┌──

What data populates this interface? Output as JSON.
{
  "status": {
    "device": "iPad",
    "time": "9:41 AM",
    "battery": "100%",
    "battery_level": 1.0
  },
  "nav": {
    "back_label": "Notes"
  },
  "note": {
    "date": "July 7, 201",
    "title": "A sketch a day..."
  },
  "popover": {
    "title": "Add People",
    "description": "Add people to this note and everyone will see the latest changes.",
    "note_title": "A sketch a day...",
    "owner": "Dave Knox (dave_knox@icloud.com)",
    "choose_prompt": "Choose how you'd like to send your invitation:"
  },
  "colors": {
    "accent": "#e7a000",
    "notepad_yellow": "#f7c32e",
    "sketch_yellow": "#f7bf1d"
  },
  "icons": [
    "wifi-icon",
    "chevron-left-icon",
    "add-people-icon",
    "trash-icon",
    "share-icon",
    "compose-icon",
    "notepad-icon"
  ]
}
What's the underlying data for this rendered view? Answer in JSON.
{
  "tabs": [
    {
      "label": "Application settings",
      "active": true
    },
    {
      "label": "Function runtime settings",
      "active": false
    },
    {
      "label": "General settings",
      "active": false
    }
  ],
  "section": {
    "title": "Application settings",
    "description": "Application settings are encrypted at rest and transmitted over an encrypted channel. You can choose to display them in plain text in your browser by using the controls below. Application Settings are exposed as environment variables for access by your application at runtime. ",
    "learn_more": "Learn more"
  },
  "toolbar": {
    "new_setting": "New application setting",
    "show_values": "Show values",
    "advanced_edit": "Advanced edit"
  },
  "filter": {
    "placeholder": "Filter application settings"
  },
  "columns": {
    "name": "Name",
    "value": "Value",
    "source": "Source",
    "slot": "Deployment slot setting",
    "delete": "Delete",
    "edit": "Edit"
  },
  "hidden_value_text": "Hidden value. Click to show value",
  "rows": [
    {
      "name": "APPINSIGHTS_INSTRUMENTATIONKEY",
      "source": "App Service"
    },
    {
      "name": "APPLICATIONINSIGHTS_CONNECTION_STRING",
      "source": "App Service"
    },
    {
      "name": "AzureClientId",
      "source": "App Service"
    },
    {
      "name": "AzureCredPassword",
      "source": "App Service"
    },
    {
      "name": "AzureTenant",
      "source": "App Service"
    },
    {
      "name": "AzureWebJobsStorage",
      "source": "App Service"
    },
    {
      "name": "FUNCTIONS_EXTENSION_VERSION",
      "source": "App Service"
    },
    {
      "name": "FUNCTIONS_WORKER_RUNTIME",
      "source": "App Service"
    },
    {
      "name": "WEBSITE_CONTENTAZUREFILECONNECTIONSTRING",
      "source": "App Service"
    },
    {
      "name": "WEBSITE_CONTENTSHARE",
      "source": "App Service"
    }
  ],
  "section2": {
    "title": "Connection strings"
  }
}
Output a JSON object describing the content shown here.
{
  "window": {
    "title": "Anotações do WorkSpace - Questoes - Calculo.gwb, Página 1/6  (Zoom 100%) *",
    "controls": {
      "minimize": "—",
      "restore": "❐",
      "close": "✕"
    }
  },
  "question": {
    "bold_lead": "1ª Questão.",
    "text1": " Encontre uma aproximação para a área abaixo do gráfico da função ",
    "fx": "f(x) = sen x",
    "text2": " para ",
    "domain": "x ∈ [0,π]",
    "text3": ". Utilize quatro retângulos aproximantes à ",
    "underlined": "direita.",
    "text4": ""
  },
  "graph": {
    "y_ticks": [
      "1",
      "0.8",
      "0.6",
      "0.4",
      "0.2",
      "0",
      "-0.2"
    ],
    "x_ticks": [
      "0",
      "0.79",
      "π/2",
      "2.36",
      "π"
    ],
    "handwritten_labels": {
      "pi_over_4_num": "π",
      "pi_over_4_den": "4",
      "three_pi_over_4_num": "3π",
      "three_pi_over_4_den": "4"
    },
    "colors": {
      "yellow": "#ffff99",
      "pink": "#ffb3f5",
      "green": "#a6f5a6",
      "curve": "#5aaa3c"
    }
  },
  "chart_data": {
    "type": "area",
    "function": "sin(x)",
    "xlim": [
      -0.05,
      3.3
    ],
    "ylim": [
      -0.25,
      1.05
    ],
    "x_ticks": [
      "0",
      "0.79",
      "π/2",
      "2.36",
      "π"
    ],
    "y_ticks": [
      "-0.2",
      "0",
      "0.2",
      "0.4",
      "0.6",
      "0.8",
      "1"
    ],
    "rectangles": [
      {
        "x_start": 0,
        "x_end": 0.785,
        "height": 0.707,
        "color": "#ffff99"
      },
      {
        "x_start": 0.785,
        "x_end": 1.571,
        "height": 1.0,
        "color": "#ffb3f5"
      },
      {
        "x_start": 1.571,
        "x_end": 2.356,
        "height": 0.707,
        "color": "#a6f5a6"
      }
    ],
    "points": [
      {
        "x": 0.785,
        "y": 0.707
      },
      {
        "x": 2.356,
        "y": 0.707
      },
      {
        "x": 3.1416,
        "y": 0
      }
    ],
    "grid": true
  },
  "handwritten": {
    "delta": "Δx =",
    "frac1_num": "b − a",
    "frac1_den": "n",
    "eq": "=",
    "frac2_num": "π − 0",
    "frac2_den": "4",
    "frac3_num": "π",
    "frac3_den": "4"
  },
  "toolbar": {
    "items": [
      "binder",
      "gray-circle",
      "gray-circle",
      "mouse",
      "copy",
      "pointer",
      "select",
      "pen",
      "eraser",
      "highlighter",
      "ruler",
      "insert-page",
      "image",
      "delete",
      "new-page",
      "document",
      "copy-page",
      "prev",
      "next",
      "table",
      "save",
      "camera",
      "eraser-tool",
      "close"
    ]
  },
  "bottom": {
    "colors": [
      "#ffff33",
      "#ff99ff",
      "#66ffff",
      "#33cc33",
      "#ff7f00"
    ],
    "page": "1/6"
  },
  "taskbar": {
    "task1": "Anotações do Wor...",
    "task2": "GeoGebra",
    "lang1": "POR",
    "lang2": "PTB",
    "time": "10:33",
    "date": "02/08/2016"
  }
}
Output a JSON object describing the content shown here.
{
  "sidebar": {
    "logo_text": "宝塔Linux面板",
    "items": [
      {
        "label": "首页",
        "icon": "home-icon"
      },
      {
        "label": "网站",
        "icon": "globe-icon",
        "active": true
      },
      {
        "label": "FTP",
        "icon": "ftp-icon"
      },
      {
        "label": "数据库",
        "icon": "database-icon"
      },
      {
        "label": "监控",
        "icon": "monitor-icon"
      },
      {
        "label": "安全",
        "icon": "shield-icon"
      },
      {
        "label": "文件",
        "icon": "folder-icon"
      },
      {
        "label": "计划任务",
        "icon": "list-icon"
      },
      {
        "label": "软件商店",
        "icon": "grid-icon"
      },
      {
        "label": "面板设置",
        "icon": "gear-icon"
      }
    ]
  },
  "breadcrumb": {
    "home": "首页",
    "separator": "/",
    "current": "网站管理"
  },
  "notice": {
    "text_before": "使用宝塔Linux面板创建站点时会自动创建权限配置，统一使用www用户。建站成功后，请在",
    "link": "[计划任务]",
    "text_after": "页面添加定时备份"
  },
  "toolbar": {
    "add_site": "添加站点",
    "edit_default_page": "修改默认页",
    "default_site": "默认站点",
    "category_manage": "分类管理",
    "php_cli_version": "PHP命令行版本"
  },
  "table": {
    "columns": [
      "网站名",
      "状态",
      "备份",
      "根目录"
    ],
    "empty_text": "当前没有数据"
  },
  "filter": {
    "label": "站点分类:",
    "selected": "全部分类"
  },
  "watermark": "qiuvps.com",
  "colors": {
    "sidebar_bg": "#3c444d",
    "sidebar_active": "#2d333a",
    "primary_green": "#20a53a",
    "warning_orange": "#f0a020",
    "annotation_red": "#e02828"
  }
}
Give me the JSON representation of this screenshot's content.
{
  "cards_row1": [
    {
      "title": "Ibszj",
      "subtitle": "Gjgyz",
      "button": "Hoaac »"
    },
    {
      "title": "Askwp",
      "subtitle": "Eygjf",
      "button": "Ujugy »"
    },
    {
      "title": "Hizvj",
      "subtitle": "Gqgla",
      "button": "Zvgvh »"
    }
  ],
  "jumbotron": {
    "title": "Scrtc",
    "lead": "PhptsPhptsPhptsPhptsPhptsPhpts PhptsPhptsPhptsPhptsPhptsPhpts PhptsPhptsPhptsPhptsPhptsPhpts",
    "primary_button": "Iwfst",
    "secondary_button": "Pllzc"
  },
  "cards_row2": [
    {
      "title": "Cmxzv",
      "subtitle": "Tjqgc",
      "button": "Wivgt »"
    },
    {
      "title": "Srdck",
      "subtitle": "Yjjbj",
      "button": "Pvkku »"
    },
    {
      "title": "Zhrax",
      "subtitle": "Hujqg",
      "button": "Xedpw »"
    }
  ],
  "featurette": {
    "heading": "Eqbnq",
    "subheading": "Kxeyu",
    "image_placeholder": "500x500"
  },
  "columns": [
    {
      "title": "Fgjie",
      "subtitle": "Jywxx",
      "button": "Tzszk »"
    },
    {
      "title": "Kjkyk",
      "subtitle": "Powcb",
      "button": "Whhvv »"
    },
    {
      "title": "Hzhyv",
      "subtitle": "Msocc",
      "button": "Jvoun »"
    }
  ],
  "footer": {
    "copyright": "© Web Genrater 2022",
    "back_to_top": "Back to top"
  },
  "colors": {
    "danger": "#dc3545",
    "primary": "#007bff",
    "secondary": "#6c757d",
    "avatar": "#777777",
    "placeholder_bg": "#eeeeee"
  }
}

└──

## Objective
Copy every line of the records above that contains "JSON".

## Exercise answer
What data populates this interface? Output as JSON.
What's the underlying data for this rendered view? Answer in JSON.
Output a JSON object describing the content shown here.
Output a JSON object describing the content shown here.
Give me the JSON representation of this screenshot's content.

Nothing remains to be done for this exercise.